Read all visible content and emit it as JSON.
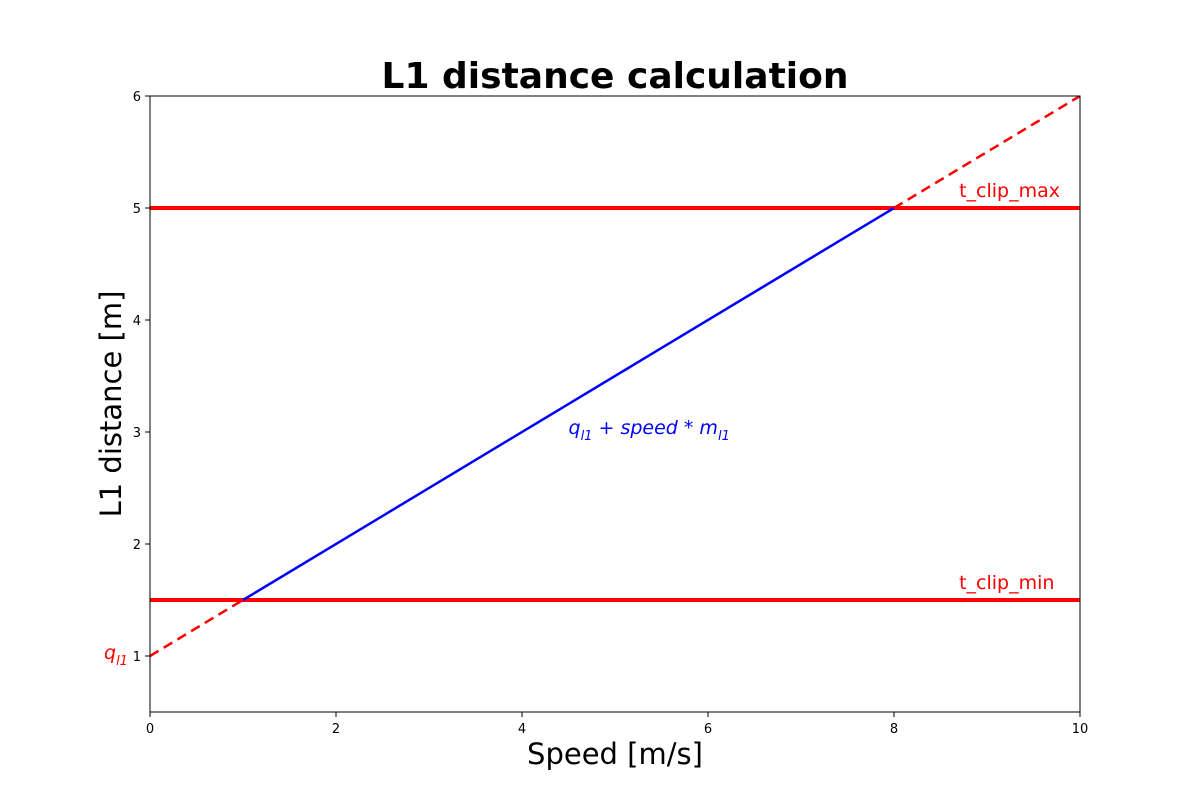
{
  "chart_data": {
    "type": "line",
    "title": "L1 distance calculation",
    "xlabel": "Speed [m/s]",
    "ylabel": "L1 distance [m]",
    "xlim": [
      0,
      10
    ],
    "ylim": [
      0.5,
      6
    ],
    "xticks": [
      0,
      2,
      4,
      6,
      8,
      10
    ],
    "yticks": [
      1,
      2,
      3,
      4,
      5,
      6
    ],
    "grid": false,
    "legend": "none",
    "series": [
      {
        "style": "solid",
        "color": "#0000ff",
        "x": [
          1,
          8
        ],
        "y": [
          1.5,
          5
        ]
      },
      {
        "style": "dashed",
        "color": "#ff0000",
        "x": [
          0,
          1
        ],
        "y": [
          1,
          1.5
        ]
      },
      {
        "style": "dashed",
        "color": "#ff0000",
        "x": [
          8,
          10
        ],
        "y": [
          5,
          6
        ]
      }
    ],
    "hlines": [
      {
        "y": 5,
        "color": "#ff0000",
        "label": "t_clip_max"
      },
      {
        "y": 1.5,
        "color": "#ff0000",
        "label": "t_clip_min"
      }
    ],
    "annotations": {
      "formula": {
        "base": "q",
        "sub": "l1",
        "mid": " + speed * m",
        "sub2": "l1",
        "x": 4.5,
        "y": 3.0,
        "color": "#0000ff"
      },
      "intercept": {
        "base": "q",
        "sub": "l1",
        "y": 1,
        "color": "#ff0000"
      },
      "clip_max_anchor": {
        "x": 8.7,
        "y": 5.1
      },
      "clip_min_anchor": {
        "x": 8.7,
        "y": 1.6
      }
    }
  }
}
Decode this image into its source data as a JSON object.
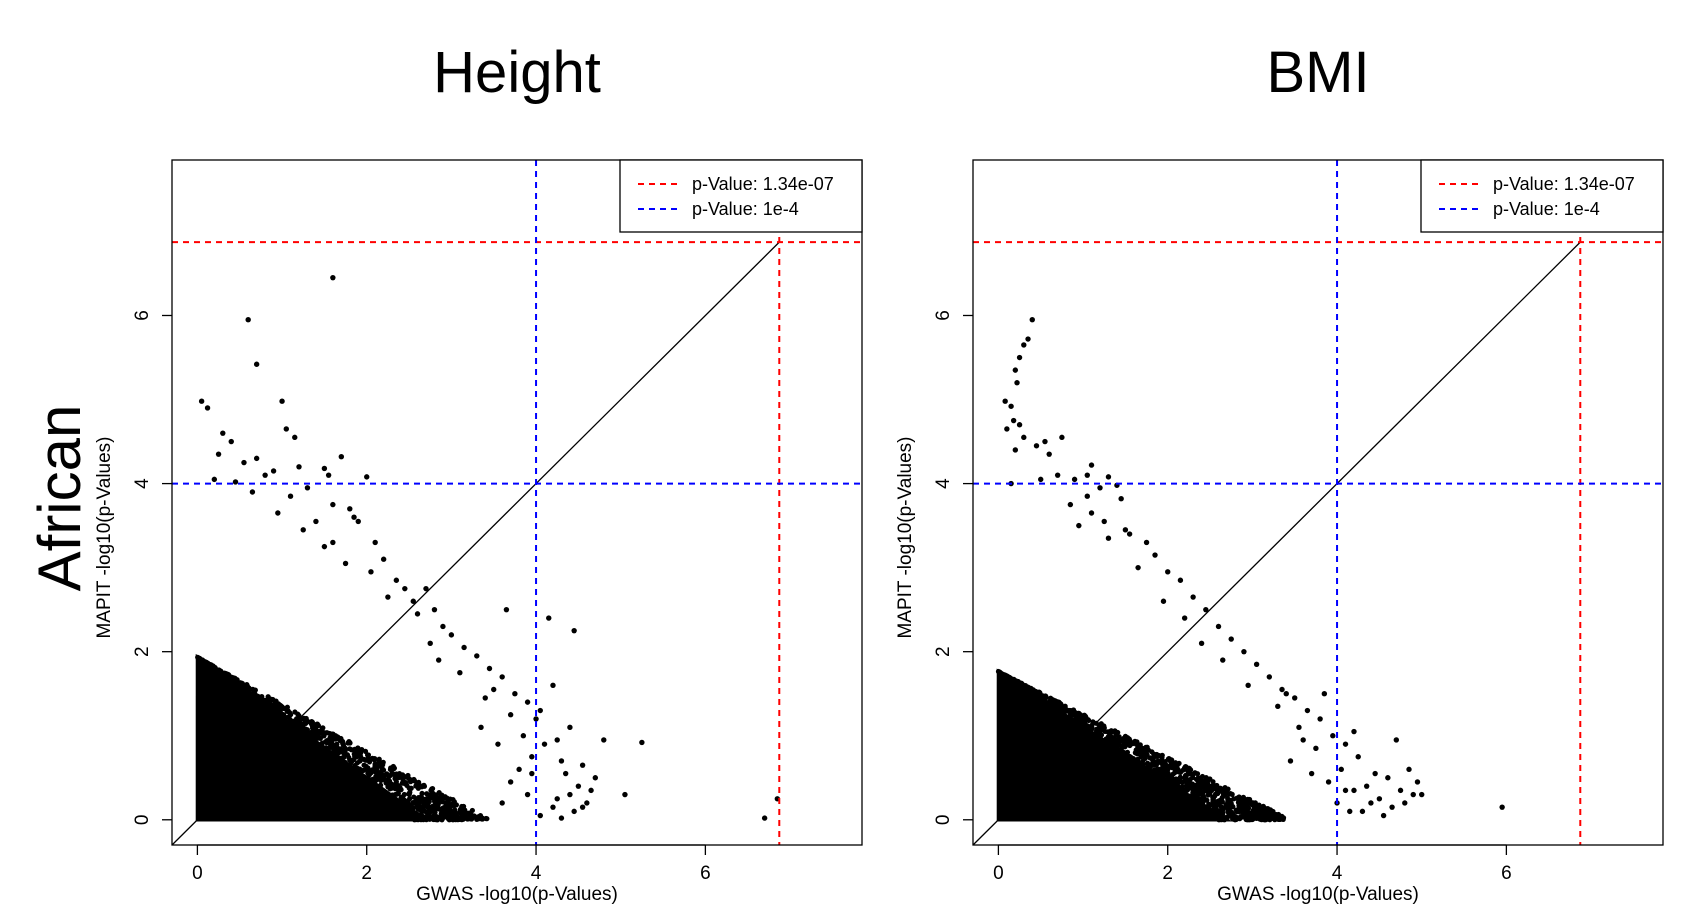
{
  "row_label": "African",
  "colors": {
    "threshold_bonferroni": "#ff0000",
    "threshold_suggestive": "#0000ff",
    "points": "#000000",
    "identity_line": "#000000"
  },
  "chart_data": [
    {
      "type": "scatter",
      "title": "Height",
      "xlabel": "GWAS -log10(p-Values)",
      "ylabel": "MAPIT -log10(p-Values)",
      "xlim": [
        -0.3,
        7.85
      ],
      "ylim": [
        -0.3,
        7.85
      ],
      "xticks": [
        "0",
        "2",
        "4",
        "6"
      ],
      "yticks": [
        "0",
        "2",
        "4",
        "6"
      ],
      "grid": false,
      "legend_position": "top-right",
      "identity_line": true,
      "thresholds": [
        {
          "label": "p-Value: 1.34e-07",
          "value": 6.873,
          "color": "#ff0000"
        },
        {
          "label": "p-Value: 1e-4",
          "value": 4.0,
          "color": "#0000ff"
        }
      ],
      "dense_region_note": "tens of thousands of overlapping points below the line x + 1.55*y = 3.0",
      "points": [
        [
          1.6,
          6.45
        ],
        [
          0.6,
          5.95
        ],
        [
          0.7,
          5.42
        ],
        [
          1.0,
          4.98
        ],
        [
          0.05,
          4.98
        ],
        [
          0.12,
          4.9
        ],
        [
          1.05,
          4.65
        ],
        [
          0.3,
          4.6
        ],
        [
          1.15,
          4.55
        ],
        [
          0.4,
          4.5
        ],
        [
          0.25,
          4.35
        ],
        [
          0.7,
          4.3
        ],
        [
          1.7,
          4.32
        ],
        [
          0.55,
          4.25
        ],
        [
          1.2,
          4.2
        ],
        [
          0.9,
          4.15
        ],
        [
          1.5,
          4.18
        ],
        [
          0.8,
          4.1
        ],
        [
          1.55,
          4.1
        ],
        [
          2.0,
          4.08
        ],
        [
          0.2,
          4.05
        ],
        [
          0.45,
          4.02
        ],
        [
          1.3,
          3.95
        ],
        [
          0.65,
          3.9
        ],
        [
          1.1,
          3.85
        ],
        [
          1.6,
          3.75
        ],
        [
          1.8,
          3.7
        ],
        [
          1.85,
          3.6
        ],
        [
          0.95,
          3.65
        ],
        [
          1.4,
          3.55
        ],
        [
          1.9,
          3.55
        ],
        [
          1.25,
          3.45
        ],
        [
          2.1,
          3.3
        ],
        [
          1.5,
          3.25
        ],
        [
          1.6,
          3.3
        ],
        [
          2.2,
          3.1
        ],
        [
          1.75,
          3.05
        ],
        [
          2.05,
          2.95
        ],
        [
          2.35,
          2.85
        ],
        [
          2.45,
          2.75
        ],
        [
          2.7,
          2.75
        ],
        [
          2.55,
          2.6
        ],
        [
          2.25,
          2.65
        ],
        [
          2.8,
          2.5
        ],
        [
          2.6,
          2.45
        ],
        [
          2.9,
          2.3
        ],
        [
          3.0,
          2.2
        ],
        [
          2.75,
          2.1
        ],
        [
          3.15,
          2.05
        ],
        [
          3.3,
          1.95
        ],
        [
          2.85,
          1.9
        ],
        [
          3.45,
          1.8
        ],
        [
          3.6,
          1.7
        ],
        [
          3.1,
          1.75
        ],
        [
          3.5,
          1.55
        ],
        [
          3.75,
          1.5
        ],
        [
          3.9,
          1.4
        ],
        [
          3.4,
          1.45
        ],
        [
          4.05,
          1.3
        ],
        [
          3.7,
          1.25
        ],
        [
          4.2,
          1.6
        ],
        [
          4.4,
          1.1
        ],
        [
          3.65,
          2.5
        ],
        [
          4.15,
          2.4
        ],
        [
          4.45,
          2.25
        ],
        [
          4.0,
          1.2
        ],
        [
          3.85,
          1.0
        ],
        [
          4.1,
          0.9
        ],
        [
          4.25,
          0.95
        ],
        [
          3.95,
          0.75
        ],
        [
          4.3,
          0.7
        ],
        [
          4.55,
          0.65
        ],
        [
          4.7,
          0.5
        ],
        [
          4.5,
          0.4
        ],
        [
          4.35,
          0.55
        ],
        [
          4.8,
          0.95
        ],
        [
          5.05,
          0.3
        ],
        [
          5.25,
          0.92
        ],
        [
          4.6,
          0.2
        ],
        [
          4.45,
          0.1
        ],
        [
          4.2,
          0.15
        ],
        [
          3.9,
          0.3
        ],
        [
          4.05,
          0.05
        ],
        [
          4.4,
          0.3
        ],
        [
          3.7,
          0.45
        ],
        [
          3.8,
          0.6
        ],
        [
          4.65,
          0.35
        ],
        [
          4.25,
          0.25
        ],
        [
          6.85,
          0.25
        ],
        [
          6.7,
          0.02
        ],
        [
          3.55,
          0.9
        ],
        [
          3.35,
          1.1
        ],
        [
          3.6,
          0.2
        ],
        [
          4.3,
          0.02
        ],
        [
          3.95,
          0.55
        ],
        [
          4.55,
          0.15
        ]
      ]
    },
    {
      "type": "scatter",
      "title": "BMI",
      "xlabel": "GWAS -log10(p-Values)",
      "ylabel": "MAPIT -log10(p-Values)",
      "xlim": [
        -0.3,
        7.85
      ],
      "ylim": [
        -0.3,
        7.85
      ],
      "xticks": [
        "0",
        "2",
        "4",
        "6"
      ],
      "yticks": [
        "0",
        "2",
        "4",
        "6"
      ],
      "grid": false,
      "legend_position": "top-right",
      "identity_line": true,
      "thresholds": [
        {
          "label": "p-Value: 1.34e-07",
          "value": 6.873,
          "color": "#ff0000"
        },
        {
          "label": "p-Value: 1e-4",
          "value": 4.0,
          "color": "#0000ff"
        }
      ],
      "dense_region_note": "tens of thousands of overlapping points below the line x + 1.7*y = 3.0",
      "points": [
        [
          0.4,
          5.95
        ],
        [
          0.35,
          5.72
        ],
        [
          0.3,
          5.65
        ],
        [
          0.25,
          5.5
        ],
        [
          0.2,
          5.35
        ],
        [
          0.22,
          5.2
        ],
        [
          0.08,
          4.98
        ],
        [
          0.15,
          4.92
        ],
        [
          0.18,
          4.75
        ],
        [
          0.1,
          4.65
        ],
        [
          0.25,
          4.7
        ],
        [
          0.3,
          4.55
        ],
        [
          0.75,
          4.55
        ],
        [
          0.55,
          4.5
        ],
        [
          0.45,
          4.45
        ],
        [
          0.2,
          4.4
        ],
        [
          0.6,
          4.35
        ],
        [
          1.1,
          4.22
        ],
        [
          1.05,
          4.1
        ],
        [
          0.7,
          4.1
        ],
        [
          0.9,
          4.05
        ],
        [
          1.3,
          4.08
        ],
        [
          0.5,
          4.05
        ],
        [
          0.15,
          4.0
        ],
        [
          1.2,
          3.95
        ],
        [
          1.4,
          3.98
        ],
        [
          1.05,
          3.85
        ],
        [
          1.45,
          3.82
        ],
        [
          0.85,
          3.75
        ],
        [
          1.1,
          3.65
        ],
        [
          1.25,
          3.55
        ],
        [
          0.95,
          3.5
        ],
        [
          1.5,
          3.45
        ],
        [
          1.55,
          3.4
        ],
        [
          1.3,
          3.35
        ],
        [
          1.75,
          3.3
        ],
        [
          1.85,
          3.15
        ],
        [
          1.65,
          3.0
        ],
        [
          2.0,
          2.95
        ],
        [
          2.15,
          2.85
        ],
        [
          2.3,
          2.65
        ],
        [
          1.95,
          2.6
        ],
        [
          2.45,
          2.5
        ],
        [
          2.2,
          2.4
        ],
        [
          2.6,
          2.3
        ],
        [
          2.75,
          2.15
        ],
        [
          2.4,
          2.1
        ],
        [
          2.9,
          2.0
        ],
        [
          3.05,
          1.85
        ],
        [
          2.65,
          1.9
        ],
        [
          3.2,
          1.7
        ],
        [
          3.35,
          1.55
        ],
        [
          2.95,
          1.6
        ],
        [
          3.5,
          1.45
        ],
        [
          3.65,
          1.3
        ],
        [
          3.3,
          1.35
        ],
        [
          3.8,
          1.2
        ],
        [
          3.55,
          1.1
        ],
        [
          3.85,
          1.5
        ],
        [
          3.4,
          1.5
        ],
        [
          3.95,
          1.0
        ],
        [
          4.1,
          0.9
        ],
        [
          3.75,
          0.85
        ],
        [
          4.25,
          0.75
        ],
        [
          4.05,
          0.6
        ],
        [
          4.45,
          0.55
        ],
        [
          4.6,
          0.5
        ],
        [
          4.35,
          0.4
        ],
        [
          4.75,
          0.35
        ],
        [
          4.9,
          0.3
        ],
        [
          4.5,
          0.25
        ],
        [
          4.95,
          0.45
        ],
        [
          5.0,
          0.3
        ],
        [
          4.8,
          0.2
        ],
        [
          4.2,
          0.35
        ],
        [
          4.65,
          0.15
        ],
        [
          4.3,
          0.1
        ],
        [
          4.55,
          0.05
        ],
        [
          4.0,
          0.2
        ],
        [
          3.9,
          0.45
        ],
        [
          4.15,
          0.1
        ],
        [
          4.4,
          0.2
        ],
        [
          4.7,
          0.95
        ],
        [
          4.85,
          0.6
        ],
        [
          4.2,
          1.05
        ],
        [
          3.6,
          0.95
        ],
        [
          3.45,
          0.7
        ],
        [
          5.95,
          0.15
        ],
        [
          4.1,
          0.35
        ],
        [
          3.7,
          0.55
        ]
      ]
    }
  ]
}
########################################
Exercise task — Find every line that includes the string "JSON". Report how many there are and nothing else.

Expected answer — 2